- **Goal**:
Where a line contains the word "while", copy that line.
--- Start ---
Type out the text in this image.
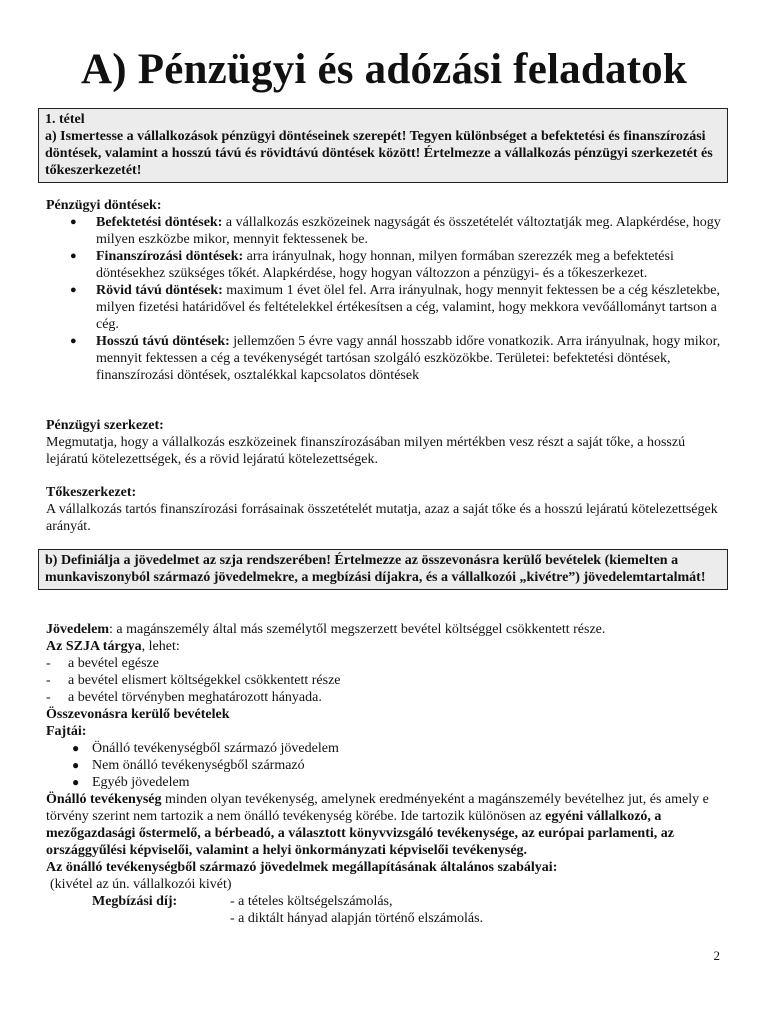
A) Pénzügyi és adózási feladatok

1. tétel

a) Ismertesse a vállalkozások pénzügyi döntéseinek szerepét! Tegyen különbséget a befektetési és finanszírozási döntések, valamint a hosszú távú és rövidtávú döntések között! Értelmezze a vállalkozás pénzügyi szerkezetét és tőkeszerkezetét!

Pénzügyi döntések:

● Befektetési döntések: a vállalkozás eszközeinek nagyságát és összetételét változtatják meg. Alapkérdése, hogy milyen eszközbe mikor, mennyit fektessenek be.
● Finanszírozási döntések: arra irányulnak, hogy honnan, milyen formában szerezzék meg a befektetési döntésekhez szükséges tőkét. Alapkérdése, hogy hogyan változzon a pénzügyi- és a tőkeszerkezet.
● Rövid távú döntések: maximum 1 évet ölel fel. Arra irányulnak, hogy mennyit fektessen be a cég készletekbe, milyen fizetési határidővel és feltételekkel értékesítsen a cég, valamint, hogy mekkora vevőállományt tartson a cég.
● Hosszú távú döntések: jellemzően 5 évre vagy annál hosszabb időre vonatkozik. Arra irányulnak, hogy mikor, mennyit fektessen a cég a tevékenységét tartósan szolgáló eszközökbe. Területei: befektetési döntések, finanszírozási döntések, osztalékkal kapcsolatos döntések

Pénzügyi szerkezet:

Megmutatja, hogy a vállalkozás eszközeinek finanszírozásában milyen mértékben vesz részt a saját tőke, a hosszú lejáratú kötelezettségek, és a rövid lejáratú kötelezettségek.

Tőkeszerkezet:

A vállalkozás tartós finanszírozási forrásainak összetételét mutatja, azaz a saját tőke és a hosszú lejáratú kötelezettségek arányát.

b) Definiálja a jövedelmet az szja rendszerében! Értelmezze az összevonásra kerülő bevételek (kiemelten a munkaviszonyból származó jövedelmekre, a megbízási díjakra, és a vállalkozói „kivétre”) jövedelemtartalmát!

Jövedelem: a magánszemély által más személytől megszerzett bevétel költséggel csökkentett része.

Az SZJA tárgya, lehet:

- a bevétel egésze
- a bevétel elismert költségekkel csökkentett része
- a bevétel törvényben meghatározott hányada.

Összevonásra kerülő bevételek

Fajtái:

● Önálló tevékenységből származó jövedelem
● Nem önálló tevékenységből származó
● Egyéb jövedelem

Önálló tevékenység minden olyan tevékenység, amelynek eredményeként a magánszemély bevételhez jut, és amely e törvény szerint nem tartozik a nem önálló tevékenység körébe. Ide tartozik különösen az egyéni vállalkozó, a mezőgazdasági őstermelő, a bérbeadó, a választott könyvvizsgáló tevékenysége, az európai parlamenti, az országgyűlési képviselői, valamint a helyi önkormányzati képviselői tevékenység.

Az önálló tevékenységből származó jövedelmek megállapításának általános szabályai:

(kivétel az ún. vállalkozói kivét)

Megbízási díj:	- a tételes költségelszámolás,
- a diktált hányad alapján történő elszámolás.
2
--- End ---
--- Start ---
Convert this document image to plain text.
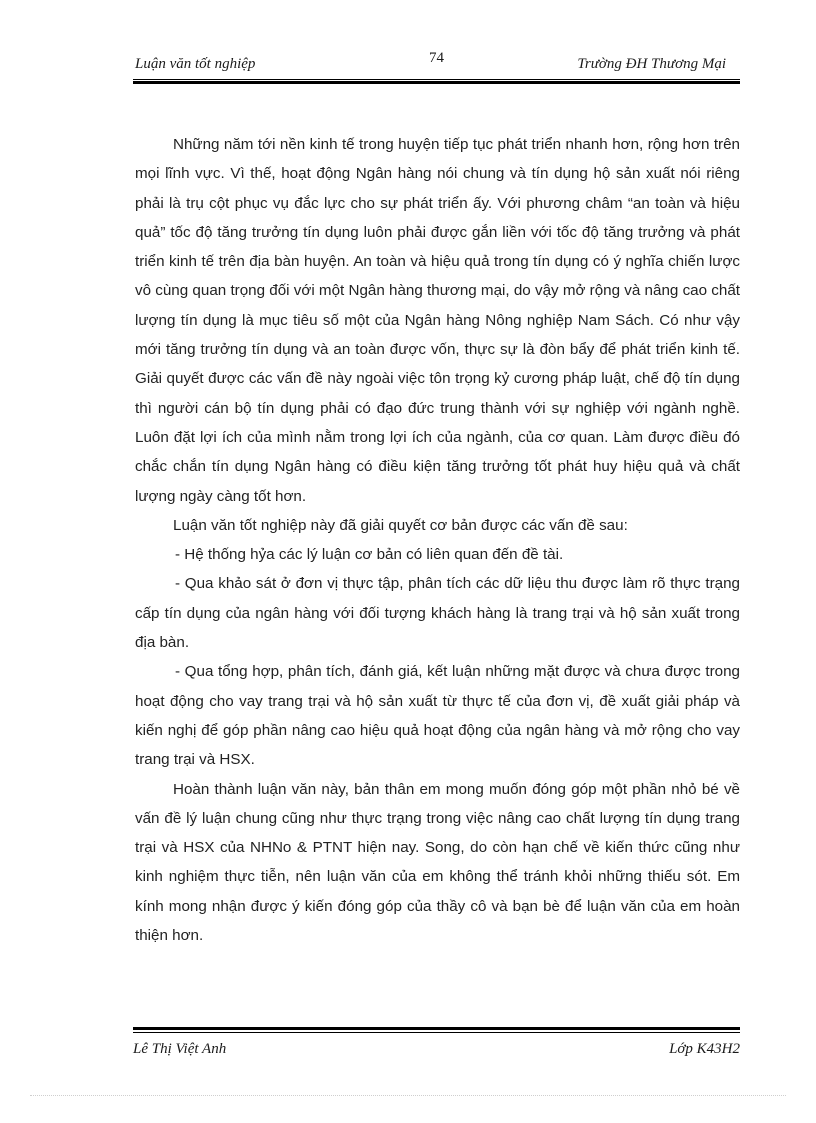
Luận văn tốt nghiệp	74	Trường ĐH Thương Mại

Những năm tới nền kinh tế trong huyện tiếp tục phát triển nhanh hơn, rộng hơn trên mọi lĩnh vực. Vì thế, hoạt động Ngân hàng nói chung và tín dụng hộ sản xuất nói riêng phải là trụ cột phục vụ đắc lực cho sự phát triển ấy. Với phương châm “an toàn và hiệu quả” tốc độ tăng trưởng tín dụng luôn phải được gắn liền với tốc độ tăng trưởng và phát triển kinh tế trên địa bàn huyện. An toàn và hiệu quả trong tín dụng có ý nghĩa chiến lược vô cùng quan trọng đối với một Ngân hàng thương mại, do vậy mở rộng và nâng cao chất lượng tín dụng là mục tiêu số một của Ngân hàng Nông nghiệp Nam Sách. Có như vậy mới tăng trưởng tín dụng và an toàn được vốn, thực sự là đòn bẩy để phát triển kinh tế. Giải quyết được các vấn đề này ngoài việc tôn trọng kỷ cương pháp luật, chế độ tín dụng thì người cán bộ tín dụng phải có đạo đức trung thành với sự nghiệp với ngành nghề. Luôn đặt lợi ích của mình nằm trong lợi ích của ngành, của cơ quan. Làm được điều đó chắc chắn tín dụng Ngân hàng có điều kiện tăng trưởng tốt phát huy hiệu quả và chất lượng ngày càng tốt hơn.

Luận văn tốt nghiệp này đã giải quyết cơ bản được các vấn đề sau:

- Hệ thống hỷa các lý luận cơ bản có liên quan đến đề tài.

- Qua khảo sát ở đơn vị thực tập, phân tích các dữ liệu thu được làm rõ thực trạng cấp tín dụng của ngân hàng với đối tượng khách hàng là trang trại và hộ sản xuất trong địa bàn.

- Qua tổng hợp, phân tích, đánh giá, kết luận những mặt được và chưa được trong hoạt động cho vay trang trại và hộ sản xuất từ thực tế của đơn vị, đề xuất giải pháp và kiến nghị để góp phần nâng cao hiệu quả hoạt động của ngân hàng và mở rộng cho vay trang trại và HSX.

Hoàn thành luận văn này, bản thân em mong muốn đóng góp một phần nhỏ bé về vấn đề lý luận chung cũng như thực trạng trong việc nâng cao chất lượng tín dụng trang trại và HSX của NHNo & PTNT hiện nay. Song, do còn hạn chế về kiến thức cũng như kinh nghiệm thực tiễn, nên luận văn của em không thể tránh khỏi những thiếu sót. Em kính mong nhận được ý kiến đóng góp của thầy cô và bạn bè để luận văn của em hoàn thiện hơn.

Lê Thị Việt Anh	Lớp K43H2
--- End ---
--- Start ---
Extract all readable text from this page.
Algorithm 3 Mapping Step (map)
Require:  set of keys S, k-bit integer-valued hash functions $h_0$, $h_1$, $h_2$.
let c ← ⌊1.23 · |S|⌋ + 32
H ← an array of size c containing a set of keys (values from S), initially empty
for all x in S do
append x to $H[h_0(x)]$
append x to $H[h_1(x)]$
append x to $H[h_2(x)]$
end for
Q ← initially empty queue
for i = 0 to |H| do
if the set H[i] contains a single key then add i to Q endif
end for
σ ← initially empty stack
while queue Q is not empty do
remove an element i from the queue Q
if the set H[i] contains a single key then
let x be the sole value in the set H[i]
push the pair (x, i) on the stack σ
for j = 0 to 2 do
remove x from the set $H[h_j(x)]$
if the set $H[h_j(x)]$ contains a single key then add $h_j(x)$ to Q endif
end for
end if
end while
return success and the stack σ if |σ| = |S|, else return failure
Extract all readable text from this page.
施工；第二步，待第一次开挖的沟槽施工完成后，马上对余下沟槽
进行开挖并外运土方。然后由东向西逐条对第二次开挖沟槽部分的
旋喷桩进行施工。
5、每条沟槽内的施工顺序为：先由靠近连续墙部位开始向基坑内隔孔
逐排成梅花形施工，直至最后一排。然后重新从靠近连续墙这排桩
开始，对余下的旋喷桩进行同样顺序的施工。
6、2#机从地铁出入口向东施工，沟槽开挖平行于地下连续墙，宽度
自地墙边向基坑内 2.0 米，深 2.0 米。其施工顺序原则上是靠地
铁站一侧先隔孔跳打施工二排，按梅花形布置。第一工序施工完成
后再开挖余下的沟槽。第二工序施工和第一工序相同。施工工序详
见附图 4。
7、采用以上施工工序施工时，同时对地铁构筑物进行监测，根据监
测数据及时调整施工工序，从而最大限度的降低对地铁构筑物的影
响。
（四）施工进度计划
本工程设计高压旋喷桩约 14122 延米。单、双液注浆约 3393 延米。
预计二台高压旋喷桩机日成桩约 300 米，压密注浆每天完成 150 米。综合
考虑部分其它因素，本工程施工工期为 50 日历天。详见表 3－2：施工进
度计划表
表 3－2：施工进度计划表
--- End ---
- **Exercise result**:
while queue Q is not empty do
end while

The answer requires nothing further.